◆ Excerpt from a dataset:
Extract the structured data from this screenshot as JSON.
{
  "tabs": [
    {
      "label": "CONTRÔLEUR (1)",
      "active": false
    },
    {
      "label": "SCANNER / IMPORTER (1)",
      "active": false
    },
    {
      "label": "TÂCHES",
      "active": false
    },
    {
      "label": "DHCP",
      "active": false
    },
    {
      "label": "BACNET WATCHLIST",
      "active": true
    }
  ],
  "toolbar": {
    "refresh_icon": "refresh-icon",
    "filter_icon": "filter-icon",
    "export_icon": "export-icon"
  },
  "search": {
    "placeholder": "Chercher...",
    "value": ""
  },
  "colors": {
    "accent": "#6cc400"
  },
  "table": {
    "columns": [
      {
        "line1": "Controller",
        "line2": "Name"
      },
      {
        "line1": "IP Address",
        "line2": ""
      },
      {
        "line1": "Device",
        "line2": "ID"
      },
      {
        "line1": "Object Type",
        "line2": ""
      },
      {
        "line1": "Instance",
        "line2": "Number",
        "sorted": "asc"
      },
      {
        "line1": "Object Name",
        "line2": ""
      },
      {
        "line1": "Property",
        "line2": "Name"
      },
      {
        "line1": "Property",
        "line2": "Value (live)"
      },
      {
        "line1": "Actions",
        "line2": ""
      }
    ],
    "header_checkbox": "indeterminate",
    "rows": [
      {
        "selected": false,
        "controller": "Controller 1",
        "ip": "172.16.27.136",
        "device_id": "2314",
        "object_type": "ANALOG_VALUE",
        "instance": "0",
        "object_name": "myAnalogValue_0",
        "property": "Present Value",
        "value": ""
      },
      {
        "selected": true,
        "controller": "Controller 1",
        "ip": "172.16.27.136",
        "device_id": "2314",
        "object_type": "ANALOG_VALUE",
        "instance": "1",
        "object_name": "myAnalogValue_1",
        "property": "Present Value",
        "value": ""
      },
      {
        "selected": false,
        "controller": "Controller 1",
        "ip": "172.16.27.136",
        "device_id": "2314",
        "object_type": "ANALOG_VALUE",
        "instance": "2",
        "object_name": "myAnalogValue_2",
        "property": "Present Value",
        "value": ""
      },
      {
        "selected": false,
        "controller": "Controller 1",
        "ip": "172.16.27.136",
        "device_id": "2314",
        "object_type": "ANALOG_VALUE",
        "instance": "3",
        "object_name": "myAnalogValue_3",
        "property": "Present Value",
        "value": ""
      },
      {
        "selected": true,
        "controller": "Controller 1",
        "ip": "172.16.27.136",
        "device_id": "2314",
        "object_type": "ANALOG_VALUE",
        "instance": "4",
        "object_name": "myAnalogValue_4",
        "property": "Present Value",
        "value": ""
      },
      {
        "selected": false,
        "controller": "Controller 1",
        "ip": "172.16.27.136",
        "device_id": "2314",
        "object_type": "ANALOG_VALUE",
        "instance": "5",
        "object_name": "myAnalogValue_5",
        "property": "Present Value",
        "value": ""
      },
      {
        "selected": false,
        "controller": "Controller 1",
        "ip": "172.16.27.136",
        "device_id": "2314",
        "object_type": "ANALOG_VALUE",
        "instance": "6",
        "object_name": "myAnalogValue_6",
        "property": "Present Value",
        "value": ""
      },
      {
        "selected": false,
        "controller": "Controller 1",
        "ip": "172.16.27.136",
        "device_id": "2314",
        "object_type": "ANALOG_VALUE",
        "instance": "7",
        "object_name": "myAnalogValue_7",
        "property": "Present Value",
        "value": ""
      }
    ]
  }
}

◆ DIRECTIONS: Give the entries once more, exactly as they appear.

◆ RESULT OF THE TASK:
Extract the structured data from this screenshot as JSON.
{
  "tabs": [
    {
      "label": "CONTRÔLEUR (1)",
      "active": false
    },
    {
      "label": "SCANNER / IMPORTER (1)",
      "active": false
    },
    {
      "label": "TÂCHES",
      "active": false
    },
    {
      "label": "DHCP",
      "active": false
    },
    {
      "label": "BACNET WATCHLIST",
      "active": true
    }
  ],
  "toolbar": {
    "refresh_icon": "refresh-icon",
    "filter_icon": "filter-icon",
    "export_icon": "export-icon"
  },
  "search": {
    "placeholder": "Chercher...",
    "value": ""
  },
  "colors": {
    "accent": "#6cc400"
  },
  "table": {
    "columns": [
      {
        "line1": "Controller",
        "line2": "Name"
      },
      {
        "line1": "IP Address",
        "line2": ""
      },
      {
        "line1": "Device",
        "line2": "ID"
      },
      {
        "line1": "Object Type",
        "line2": ""
      },
      {
        "line1": "Instance",
        "line2": "Number",
        "sorted": "asc"
      },
      {
        "line1": "Object Name",
        "line2": ""
      },
      {
        "line1": "Property",
        "line2": "Name"
      },
      {
        "line1": "Property",
        "line2": "Value (live)"
      },
      {
        "line1": "Actions",
        "line2": ""
      }
    ],
    "header_checkbox": "indeterminate",
    "rows": [
      {
        "selected": false,
        "controller": "Controller 1",
        "ip": "172.16.27.136",
        "device_id": "2314",
        "object_type": "ANALOG_VALUE",
        "instance": "0",
        "object_name": "myAnalogValue_0",
        "property": "Present Value",
        "value": ""
      },
      {
        "selected": true,
        "controller": "Controller 1",
        "ip": "172.16.27.136",
        "device_id": "2314",
        "object_type": "ANALOG_VALUE",
        "instance": "1",
        "object_name": "myAnalogValue_1",
        "property": "Present Value",
        "value": ""
      },
      {
        "selected": false,
        "controller": "Controller 1",
        "ip": "172.16.27.136",
        "device_id": "2314",
        "object_type": "ANALOG_VALUE",
        "instance": "2",
        "object_name": "myAnalogValue_2",
        "property": "Present Value",
        "value": ""
      },
      {
        "selected": false,
        "controller": "Controller 1",
        "ip": "172.16.27.136",
        "device_id": "2314",
        "object_type": "ANALOG_VALUE",
        "instance": "3",
        "object_name": "myAnalogValue_3",
        "property": "Present Value",
        "value": ""
      },
      {
        "selected": true,
        "controller": "Controller 1",
        "ip": "172.16.27.136",
        "device_id": "2314",
        "object_type": "ANALOG_VALUE",
        "instance": "4",
        "object_name": "myAnalogValue_4",
        "property": "Present Value",
        "value": ""
      },
      {
        "selected": false,
        "controller": "Controller 1",
        "ip": "172.16.27.136",
        "device_id": "2314",
        "object_type": "ANALOG_VALUE",
        "instance": "5",
        "object_name": "myAnalogValue_5",
        "property": "Present Value",
        "value": ""
      },
      {
        "selected": false,
        "controller": "Controller 1",
        "ip": "172.16.27.136",
        "device_id": "2314",
        "object_type": "ANALOG_VALUE",
        "instance": "6",
        "object_name": "myAnalogValue_6",
        "property": "Present Value",
        "value": ""
      },
      {
        "selected": false,
        "controller": "Controller 1",
        "ip": "172.16.27.136",
        "device_id": "2314",
        "object_type": "ANALOG_VALUE",
        "instance": "7",
        "object_name": "myAnalogValue_7",
        "property": "Present Value",
        "value": ""
      }
    ]
  }
}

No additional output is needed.